## GOAL:
Present each line of the data below as an item in a numbered list, skipping any blank lines.

START

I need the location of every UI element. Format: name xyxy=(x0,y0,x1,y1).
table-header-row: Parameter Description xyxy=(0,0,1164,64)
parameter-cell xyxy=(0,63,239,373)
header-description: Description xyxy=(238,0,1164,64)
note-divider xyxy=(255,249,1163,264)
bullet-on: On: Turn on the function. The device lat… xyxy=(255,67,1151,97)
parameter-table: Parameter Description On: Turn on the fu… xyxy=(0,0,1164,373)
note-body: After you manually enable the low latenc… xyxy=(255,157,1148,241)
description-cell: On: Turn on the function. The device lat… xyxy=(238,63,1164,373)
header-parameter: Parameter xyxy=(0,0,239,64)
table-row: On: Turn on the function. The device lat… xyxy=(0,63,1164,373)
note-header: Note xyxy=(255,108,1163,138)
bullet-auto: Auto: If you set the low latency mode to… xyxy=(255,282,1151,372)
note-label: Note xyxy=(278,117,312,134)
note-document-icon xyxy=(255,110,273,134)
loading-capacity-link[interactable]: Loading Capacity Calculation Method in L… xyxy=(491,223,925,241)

END

## FINAL ANSWER:
1. I need the location of every UI element. Format: name xyxy=(x0,y0,x1,y1).
2. table-header-row: Parameter Description xyxy=(0,0,1164,64)
3. parameter-cell xyxy=(0,63,239,373)
4. header-description: Description xyxy=(238,0,1164,64)
5. note-divider xyxy=(255,249,1163,264)
6. bullet-on: On: Turn on the function. The device lat… xyxy=(255,67,1151,97)
7. parameter-table: Parameter Description On: Turn on the fu… xyxy=(0,0,1164,373)
8. note-body: After you manually enable the low latenc… xyxy=(255,157,1148,241)
9. description-cell: On: Turn on the function. The device lat… xyxy=(238,63,1164,373)
10. header-parameter: Parameter xyxy=(0,0,239,64)
11. table-row: On: Turn on the function. The device lat… xyxy=(0,63,1164,373)
12. note-header: Note xyxy=(255,108,1163,138)
13. bullet-auto: Auto: If you set the low latency mode to… xyxy=(255,282,1151,372)
14. note-label: Note xyxy=(278,117,312,134)
15. note-document-icon xyxy=(255,110,273,134)
16. loading-capacity-link[interactable]: Loading Capacity Calculation Method in L… xyxy=(491,223,925,241)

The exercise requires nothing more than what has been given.